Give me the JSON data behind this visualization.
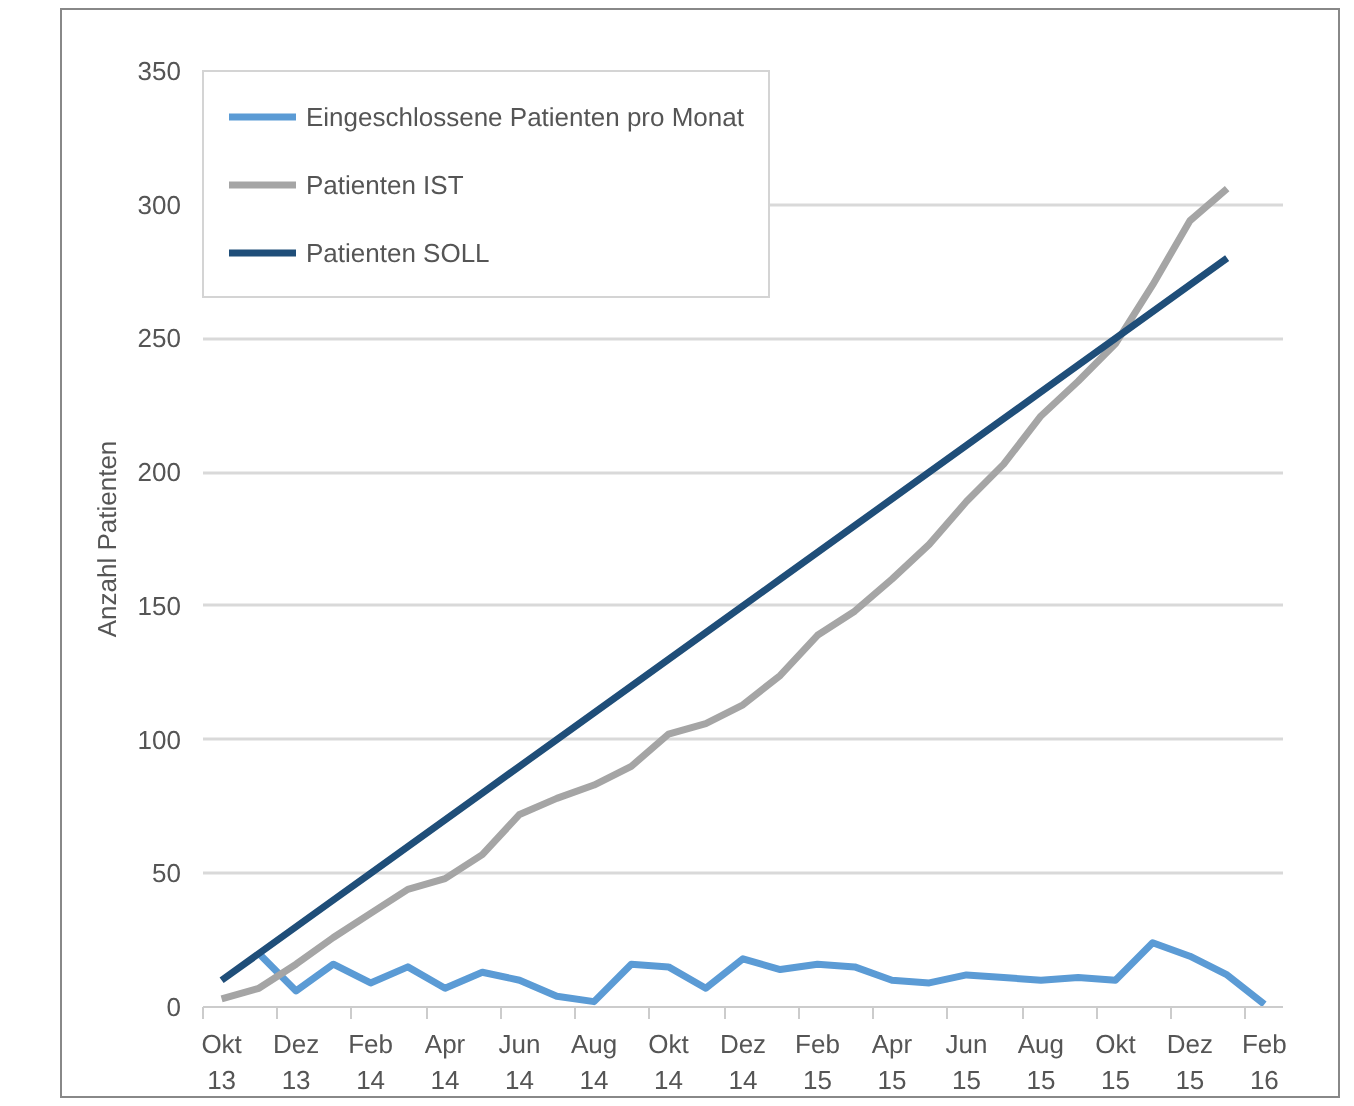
{
  "chart_data": {
    "type": "line",
    "ylabel": "Anzahl Patienten",
    "categories": [
      "Okt 13",
      null,
      "Dez 13",
      null,
      "Feb 14",
      null,
      "Apr 14",
      null,
      "Jun 14",
      null,
      "Aug 14",
      null,
      "Okt 14",
      null,
      "Dez 14",
      null,
      "Feb 15",
      null,
      "Apr 15",
      null,
      "Jun 15",
      null,
      "Aug 15",
      null,
      "Okt 15",
      null,
      "Dez 15",
      null,
      "Feb 16"
    ],
    "series": [
      {
        "name": "Eingeschlossene Patienten pro Monat",
        "color": "#5b9bd5",
        "values": [
          null,
          20,
          6,
          16,
          9,
          15,
          7,
          13,
          10,
          4,
          2,
          16,
          15,
          7,
          18,
          14,
          16,
          15,
          10,
          9,
          12,
          11,
          10,
          11,
          10,
          24,
          19,
          12,
          1
        ]
      },
      {
        "name": "Patienten IST",
        "color": "#a5a5a5",
        "values": [
          3,
          7,
          16,
          26,
          35,
          44,
          48,
          57,
          72,
          78,
          83,
          90,
          102,
          106,
          113,
          124,
          139,
          148,
          160,
          173,
          189,
          203,
          221,
          234,
          248,
          270,
          294,
          306,
          null
        ]
      },
      {
        "name": "Patienten SOLL",
        "color": "#1f4e79",
        "values": [
          10,
          20,
          30,
          40,
          50,
          60,
          70,
          80,
          90,
          100,
          110,
          120,
          130,
          140,
          150,
          160,
          170,
          180,
          190,
          200,
          210,
          220,
          230,
          240,
          250,
          260,
          270,
          280,
          null
        ]
      }
    ],
    "ylim": [
      0,
      350
    ],
    "yticks": [
      0,
      50,
      100,
      150,
      200,
      250,
      300,
      350
    ],
    "grid": "y",
    "legend": "top left",
    "line_style": "solid"
  }
}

§ **Objective**: Repeat the data exactly, dropping every picture it holds.

§ **Complete response**:
Give me the JSON data behind this visualization.
{
  "chart_data": {
    "type": "line",
    "ylabel": "Anzahl Patienten",
    "categories": [
      "Okt 13",
      null,
      "Dez 13",
      null,
      "Feb 14",
      null,
      "Apr 14",
      null,
      "Jun 14",
      null,
      "Aug 14",
      null,
      "Okt 14",
      null,
      "Dez 14",
      null,
      "Feb 15",
      null,
      "Apr 15",
      null,
      "Jun 15",
      null,
      "Aug 15",
      null,
      "Okt 15",
      null,
      "Dez 15",
      null,
      "Feb 16"
    ],
    "series": [
      {
        "name": "Eingeschlossene Patienten pro Monat",
        "color": "#5b9bd5",
        "values": [
          null,
          20,
          6,
          16,
          9,
          15,
          7,
          13,
          10,
          4,
          2,
          16,
          15,
          7,
          18,
          14,
          16,
          15,
          10,
          9,
          12,
          11,
          10,
          11,
          10,
          24,
          19,
          12,
          1
        ]
      },
      {
        "name": "Patienten IST",
        "color": "#a5a5a5",
        "values": [
          3,
          7,
          16,
          26,
          35,
          44,
          48,
          57,
          72,
          78,
          83,
          90,
          102,
          106,
          113,
          124,
          139,
          148,
          160,
          173,
          189,
          203,
          221,
          234,
          248,
          270,
          294,
          306,
          null
        ]
      },
      {
        "name": "Patienten SOLL",
        "color": "#1f4e79",
        "values": [
          10,
          20,
          30,
          40,
          50,
          60,
          70,
          80,
          90,
          100,
          110,
          120,
          130,
          140,
          150,
          160,
          170,
          180,
          190,
          200,
          210,
          220,
          230,
          240,
          250,
          260,
          270,
          280,
          null
        ]
      }
    ],
    "ylim": [
      0,
      350
    ],
    "yticks": [
      0,
      50,
      100,
      150,
      200,
      250,
      300,
      350
    ],
    "grid": "y",
    "legend": "top left",
    "line_style": "solid"
  }
}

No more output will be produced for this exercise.